▶ **TASK TO CARRY OUT**:
Pictures excluded, retype the lines from the one containing "Give me the" through the last line of the data below, both included.

▶ **THE INPUT**:
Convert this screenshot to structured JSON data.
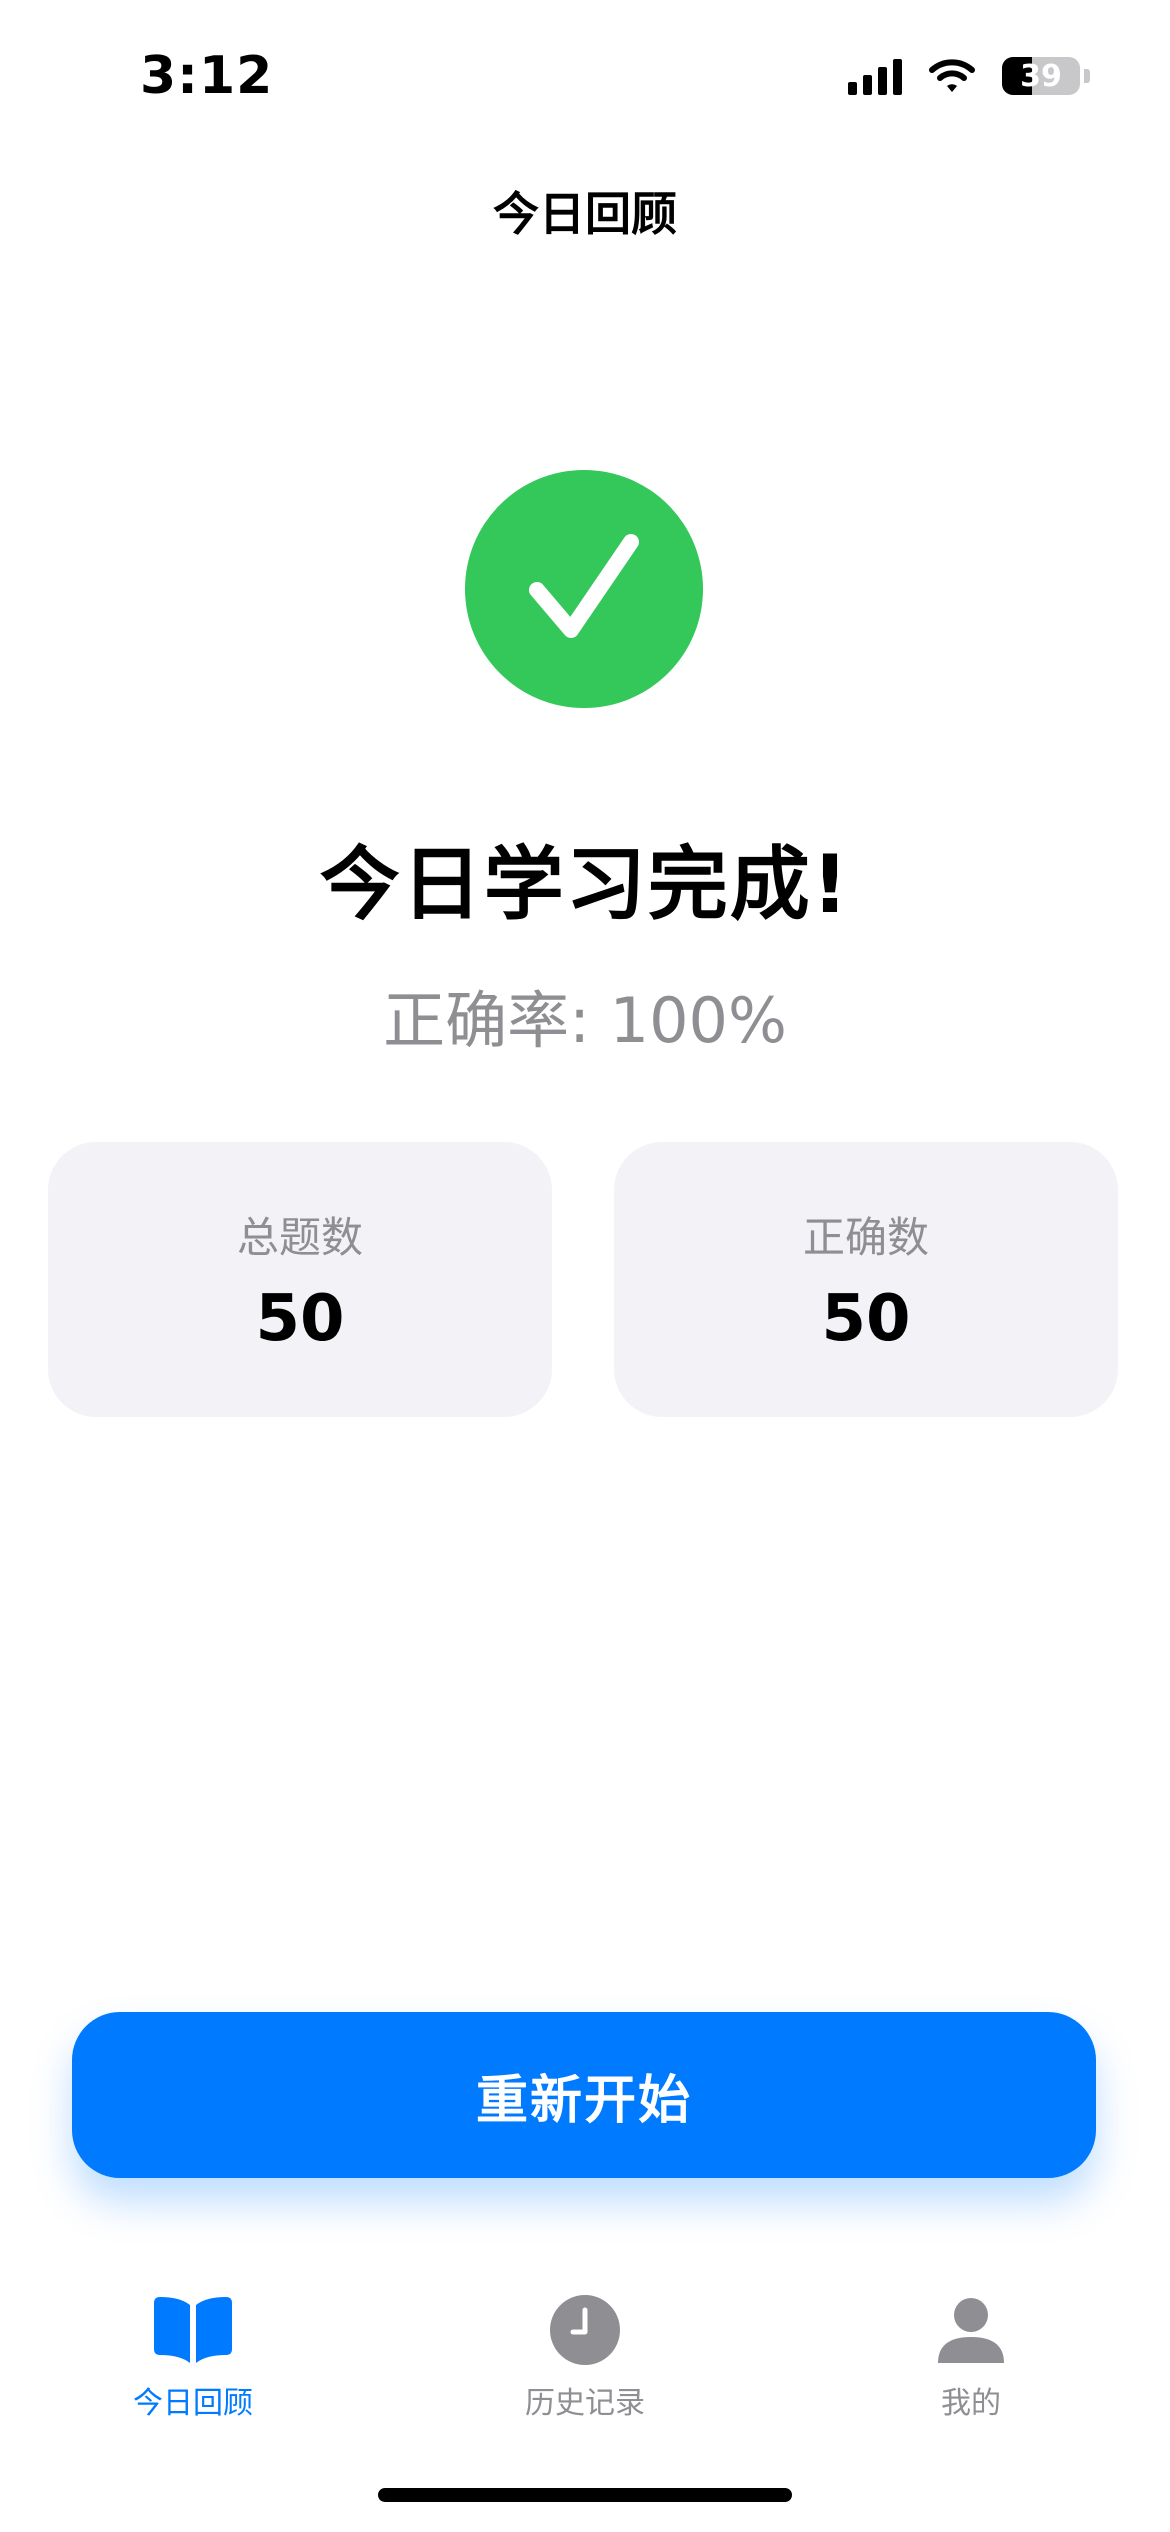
{
  "status_bar": {
    "time": "3:12",
    "battery": "39",
    "battery_level": 0.39
  },
  "nav": {
    "title": "今日回顾"
  },
  "result": {
    "headline": "今日学习完成!",
    "accuracy": "正确率: 100%"
  },
  "stats": [
    {
      "label": "总题数",
      "value": "50"
    },
    {
      "label": "正确数",
      "value": "50"
    }
  ],
  "restart_button": {
    "label": "重新开始"
  },
  "tabs": [
    {
      "label": "今日回顾",
      "icon": "book-icon",
      "active": true
    },
    {
      "label": "历史记录",
      "icon": "clock-icon",
      "active": false
    },
    {
      "label": "我的",
      "icon": "person-icon",
      "active": false
    }
  ],
  "colors": {
    "accent": "#007aff",
    "success": "#34c759",
    "card_bg": "#f2f2f7",
    "secondary_text": "#8e8e93"
  }
}
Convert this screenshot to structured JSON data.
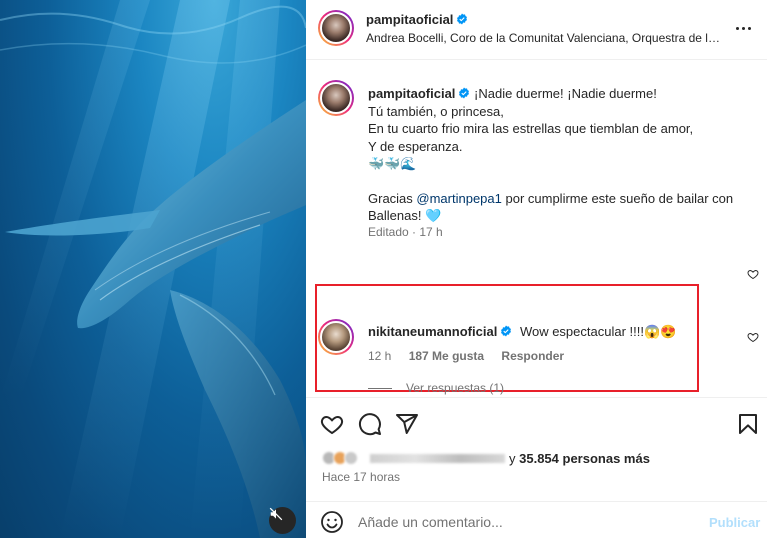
{
  "post": {
    "author": "pampitaoficial",
    "song": "Andrea Bocelli, Coro de la Comunitat Valenciana, Orquestra de la Comunitat Valenciana · Nessun dorma",
    "caption_author": "pampitaoficial",
    "caption_lines": [
      "¡Nadie duerme! ¡Nadie duerme!",
      "Tú también, o princesa,",
      "En tu cuarto frio mira las estrellas que tiemblan de amor,",
      "Y de esperanza.",
      "🐳🐳🌊"
    ],
    "thanks_prefix": "Gracias ",
    "thanks_mention": "@martinpepa1",
    "thanks_suffix": " por cumplirme este sueño de bailar con",
    "thanks_line2": "Ballenas! 🩵",
    "caption_meta": "Editado · 17 h"
  },
  "comment": {
    "author": "nikitaneumannoficial",
    "text": "Wow espectacular !!!!😱😍",
    "time": "12 h",
    "likes": "187 Me gusta",
    "reply_label": "Responder",
    "view_replies": "Ver respuestas (1)"
  },
  "likes": {
    "suffix": "y ",
    "count": "35.854 personas más"
  },
  "time_ago": "Hace 17 horas",
  "composer": {
    "placeholder": "Añade un comentario...",
    "publish_label": "Publicar"
  },
  "icons": {
    "more": "more-options-icon",
    "like": "heart-icon",
    "comment": "comment-icon",
    "share": "share-icon",
    "save": "bookmark-icon",
    "emoji": "emoji-icon",
    "mute": "muted-speaker-icon",
    "verified": "verified-badge-icon"
  },
  "colors": {
    "accent": "#0095f6",
    "verified": "#0095f6",
    "highlight_box": "#e8202a",
    "publish_disabled": "#b2dffc",
    "ocean": "#1b86c2"
  }
}
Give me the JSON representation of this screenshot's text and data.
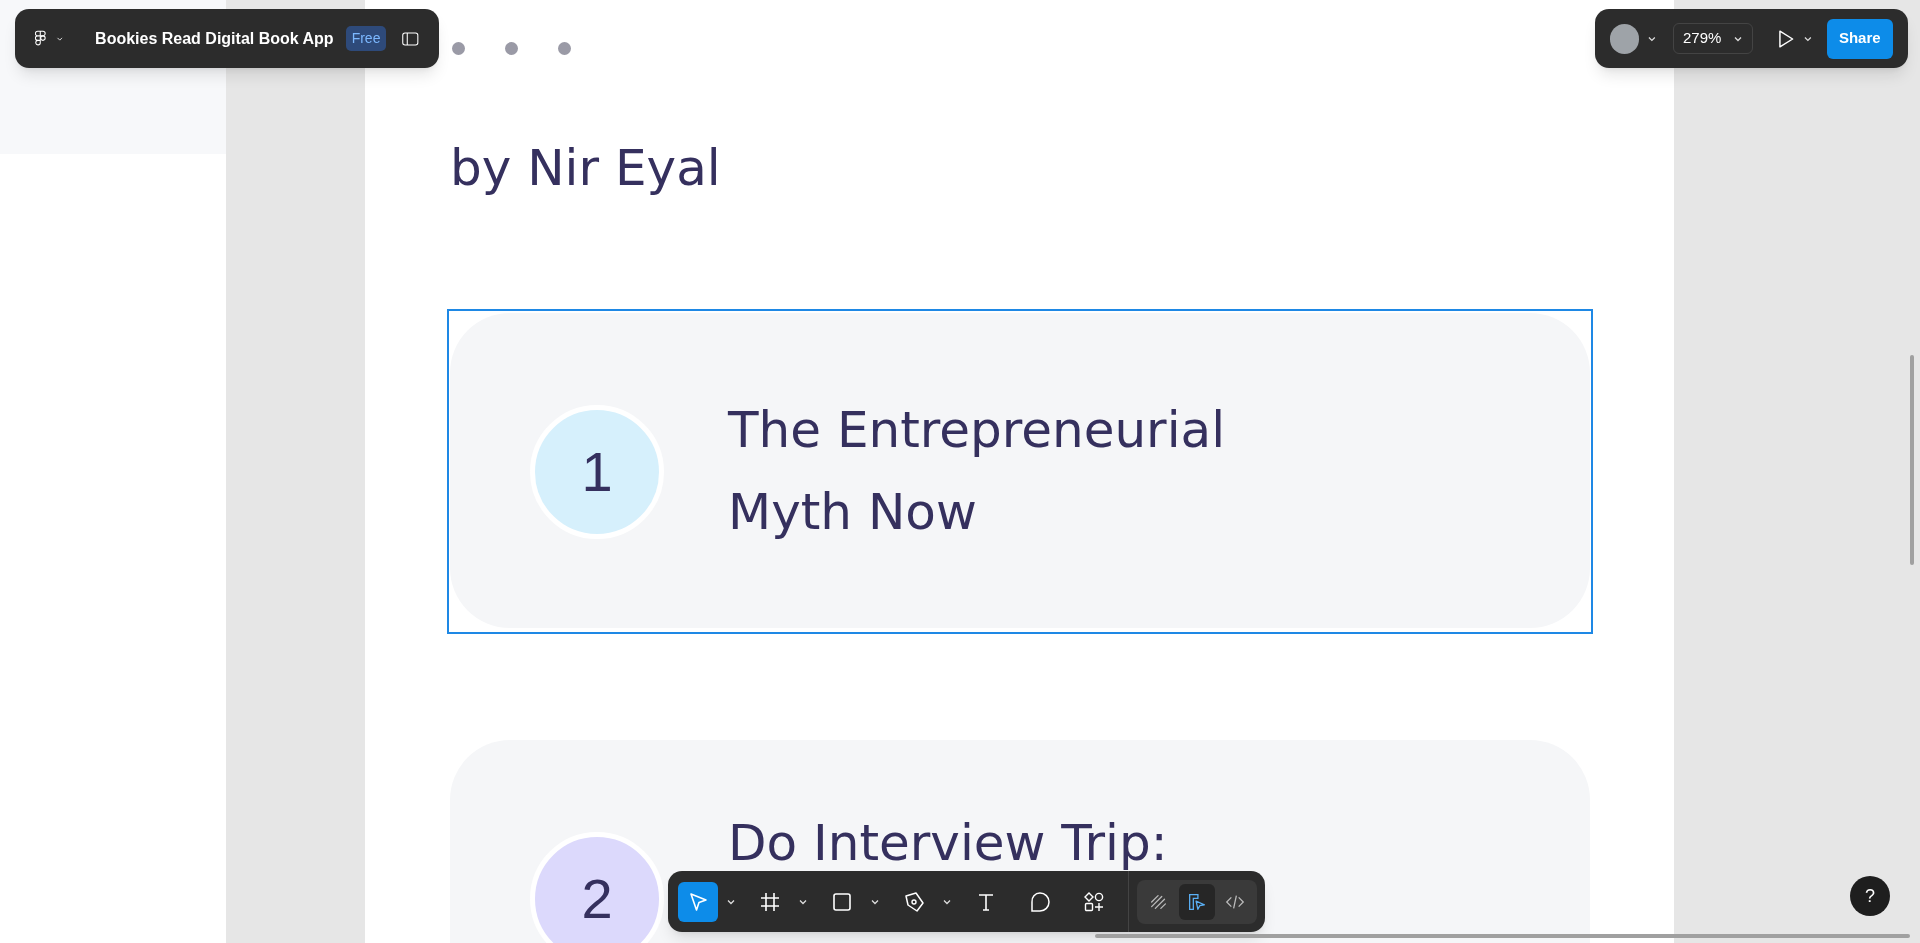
{
  "file_bar": {
    "file_name": "Bookies Read Digital Book App",
    "plan_badge": "Free"
  },
  "right_bar": {
    "zoom": "279%",
    "share": "Share"
  },
  "canvas": {
    "author": "by Nir Eyal",
    "chapters": [
      {
        "number": "1",
        "title_lines": [
          "The Entrepreneurial",
          "Myth Now"
        ],
        "color": "#d6f0fc",
        "selected": true
      },
      {
        "number": "2",
        "title_lines": [
          "Do Interview Trip:"
        ],
        "color": "#dcd9fc",
        "selected": false
      }
    ]
  },
  "toolbar": {
    "tools": [
      {
        "kind": "move",
        "selected": true,
        "caret": true
      },
      {
        "kind": "frame",
        "selected": false,
        "caret": true
      },
      {
        "kind": "rectangle",
        "selected": false,
        "caret": true
      },
      {
        "kind": "pen",
        "selected": false,
        "caret": true
      },
      {
        "kind": "text",
        "selected": false,
        "caret": false
      },
      {
        "kind": "comment",
        "selected": false,
        "caret": false
      },
      {
        "kind": "actions",
        "selected": false,
        "caret": false
      }
    ],
    "modes": [
      {
        "kind": "draw",
        "selected": false
      },
      {
        "kind": "design",
        "selected": true
      },
      {
        "kind": "dev",
        "selected": false
      }
    ]
  },
  "help": "?"
}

▶ **REPLY TO THE TASK**:
Give me the JSON representation of this screenshot's text and data.
{
  "file_bar": {
    "file_name": "Bookies Read Digital Book App",
    "plan_badge": "Free"
  },
  "right_bar": {
    "zoom": "279%",
    "share": "Share"
  },
  "canvas": {
    "author": "by Nir Eyal",
    "chapters": [
      {
        "number": "1",
        "title_lines": [
          "The Entrepreneurial",
          "Myth Now"
        ],
        "color": "#d6f0fc",
        "selected": true
      },
      {
        "number": "2",
        "title_lines": [
          "Do Interview Trip:"
        ],
        "color": "#dcd9fc",
        "selected": false
      }
    ]
  },
  "toolbar": {
    "tools": [
      {
        "kind": "move",
        "selected": true,
        "caret": true
      },
      {
        "kind": "frame",
        "selected": false,
        "caret": true
      },
      {
        "kind": "rectangle",
        "selected": false,
        "caret": true
      },
      {
        "kind": "pen",
        "selected": false,
        "caret": true
      },
      {
        "kind": "text",
        "selected": false,
        "caret": false
      },
      {
        "kind": "comment",
        "selected": false,
        "caret": false
      },
      {
        "kind": "actions",
        "selected": false,
        "caret": false
      }
    ],
    "modes": [
      {
        "kind": "draw",
        "selected": false
      },
      {
        "kind": "design",
        "selected": true
      },
      {
        "kind": "dev",
        "selected": false
      }
    ]
  },
  "help": "?"
}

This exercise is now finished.